◆ TASK DESCRIPTION: Copy word for word the line containing "What does this" together with all lines following it to the end of the listing below, without the pictures.

◆ SOURCE DATA:
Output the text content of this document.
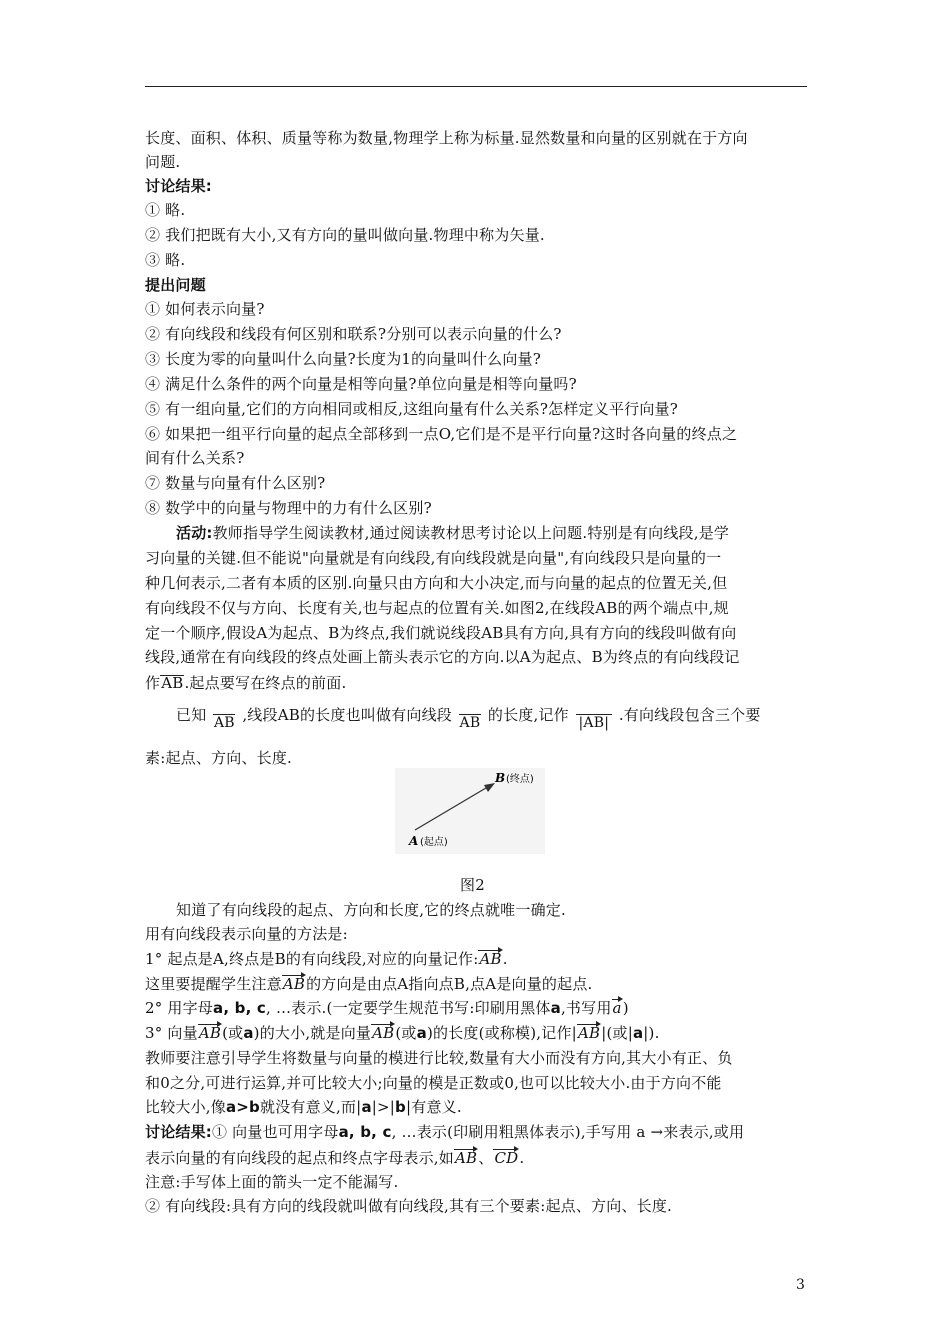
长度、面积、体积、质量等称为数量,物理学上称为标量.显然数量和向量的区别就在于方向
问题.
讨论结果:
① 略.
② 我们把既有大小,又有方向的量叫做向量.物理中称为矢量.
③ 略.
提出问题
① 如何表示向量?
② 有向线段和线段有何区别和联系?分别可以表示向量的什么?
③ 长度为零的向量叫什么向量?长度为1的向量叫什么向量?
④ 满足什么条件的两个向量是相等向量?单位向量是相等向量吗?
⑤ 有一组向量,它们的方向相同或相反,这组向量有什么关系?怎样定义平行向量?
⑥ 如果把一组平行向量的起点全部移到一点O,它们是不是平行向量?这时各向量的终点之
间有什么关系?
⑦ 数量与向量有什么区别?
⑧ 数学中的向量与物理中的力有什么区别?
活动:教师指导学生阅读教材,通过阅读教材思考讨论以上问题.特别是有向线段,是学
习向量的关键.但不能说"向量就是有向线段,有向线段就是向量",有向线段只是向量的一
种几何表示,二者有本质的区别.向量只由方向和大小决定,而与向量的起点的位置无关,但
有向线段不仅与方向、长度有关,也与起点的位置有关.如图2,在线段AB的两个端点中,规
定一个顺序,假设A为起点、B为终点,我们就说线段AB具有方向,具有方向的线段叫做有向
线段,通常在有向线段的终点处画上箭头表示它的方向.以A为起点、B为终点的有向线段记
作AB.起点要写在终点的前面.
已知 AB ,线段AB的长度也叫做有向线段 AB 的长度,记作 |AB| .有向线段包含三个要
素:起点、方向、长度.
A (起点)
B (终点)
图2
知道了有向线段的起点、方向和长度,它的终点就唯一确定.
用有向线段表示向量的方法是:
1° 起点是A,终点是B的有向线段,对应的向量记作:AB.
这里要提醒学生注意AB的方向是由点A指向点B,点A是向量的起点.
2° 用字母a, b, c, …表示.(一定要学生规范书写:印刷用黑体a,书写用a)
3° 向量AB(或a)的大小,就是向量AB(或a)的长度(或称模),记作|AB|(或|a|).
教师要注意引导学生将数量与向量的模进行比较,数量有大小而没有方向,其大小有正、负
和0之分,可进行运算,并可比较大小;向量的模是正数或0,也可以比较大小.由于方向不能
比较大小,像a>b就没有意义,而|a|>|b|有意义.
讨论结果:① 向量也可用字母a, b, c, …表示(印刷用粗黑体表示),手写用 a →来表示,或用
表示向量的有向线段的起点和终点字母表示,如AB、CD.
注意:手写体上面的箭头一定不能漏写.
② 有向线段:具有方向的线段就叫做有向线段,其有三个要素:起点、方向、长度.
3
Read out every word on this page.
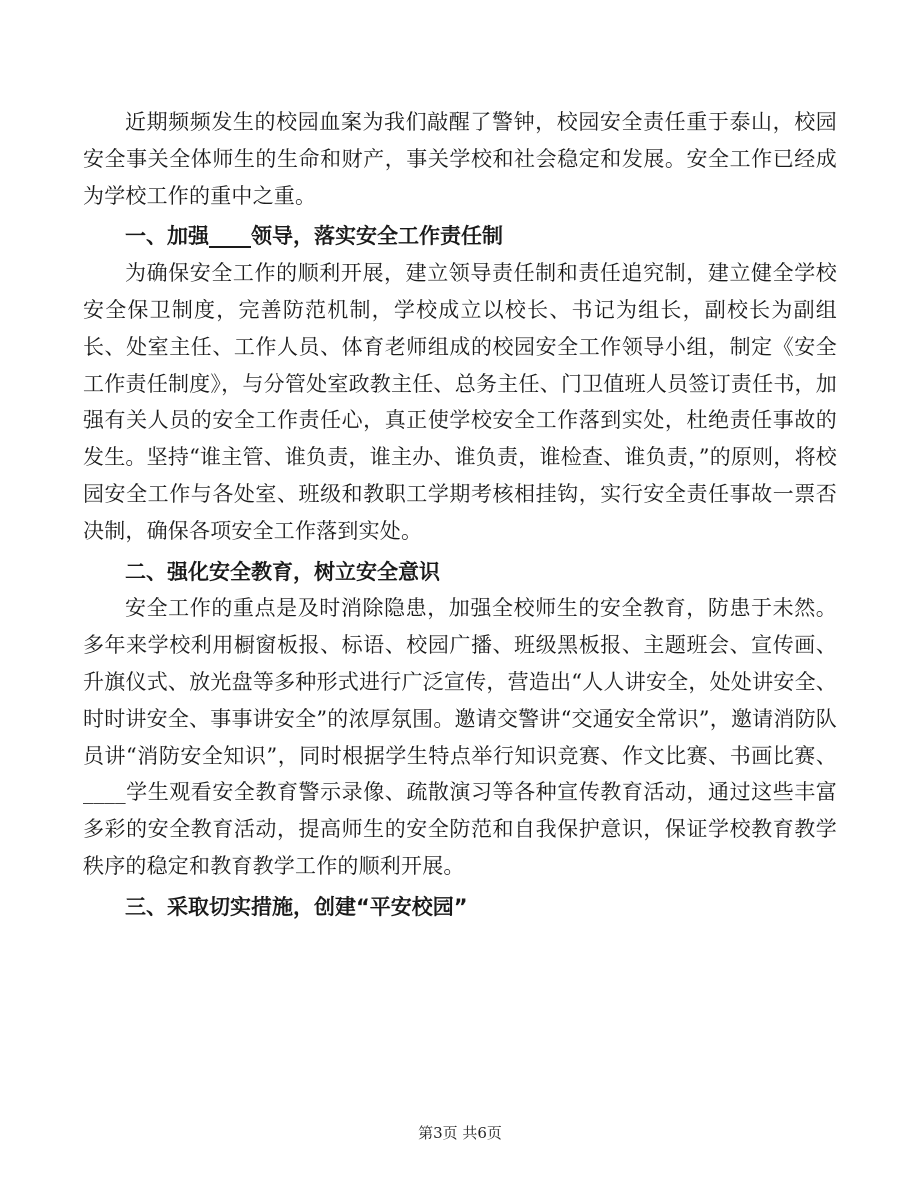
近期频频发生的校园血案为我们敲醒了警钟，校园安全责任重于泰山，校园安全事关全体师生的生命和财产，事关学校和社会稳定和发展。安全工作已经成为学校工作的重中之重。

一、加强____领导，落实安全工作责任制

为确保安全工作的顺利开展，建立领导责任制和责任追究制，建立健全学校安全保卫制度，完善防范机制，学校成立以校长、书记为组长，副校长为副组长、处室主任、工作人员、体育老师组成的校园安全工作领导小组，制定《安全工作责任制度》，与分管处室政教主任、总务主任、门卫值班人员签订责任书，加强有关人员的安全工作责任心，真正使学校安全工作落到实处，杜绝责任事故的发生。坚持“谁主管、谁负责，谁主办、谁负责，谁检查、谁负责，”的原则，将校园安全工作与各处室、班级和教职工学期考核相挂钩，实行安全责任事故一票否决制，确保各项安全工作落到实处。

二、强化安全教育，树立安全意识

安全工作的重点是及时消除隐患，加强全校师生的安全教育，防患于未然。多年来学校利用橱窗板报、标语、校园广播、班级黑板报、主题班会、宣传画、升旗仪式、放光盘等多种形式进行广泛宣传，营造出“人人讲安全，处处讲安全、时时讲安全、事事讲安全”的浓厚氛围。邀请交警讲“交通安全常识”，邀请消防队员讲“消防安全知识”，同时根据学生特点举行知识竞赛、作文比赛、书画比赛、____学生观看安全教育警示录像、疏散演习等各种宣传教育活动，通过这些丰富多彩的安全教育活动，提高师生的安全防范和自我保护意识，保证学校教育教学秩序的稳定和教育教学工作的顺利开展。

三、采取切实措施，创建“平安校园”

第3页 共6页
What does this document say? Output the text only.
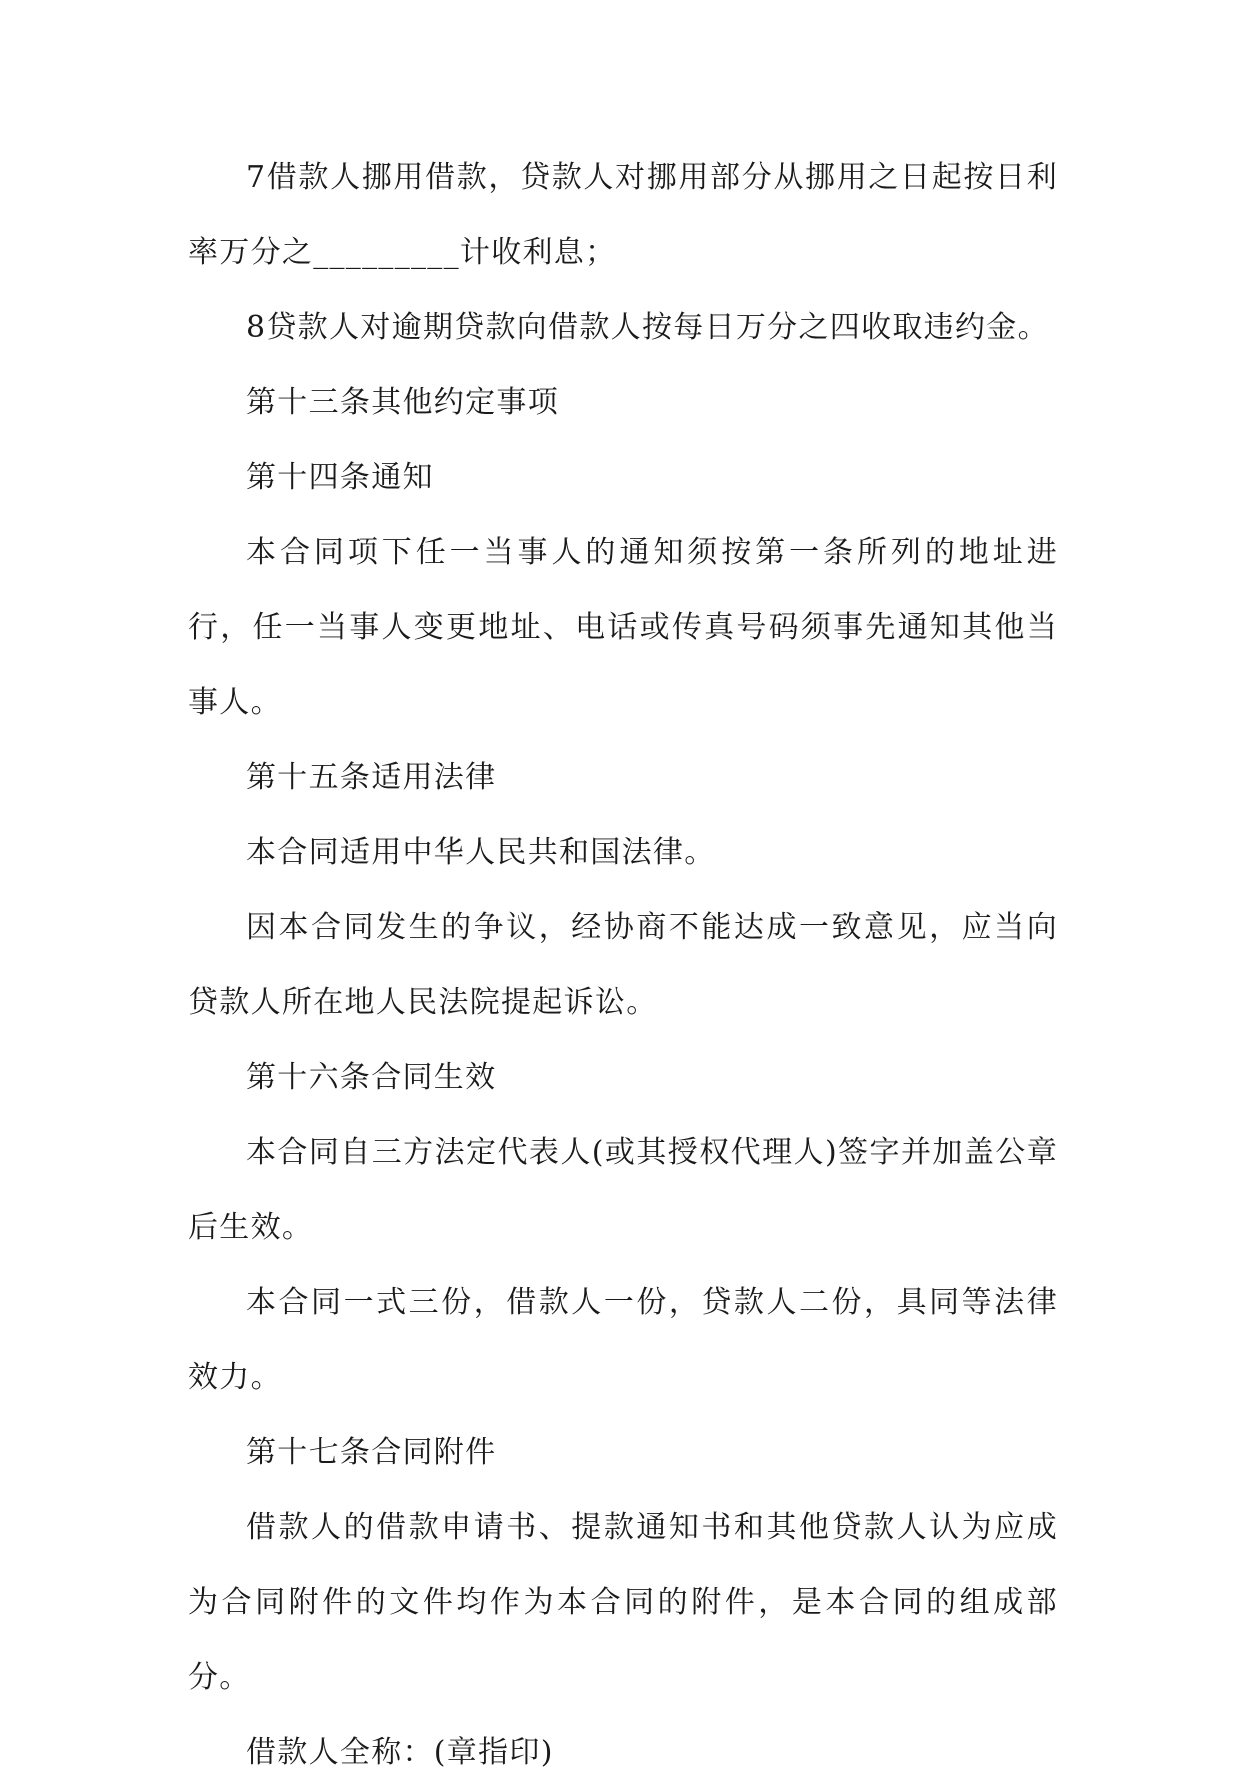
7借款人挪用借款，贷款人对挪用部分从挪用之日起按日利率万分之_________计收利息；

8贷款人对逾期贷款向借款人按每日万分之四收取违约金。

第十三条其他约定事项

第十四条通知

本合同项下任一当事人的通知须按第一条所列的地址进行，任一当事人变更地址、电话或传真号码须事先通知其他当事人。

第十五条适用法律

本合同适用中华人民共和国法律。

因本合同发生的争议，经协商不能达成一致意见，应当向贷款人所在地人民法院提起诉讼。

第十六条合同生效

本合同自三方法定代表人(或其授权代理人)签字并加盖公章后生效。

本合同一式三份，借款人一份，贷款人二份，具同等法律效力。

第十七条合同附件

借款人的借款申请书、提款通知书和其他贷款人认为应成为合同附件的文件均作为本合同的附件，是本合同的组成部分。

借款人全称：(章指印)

◆ TASK OUTPUT:
What does this document say? Output the text only.
7借款人挪用借款，贷款人对挪用部分从挪用之日起按日利率万分之_________计收利息；

8贷款人对逾期贷款向借款人按每日万分之四收取违约金。

第十三条其他约定事项

第十四条通知

本合同项下任一当事人的通知须按第一条所列的地址进行，任一当事人变更地址、电话或传真号码须事先通知其他当事人。

第十五条适用法律

本合同适用中华人民共和国法律。

因本合同发生的争议，经协商不能达成一致意见，应当向贷款人所在地人民法院提起诉讼。

第十六条合同生效

本合同自三方法定代表人(或其授权代理人)签字并加盖公章后生效。

本合同一式三份，借款人一份，贷款人二份，具同等法律效力。

第十七条合同附件

借款人的借款申请书、提款通知书和其他贷款人认为应成为合同附件的文件均作为本合同的附件，是本合同的组成部分。

借款人全称：(章指印)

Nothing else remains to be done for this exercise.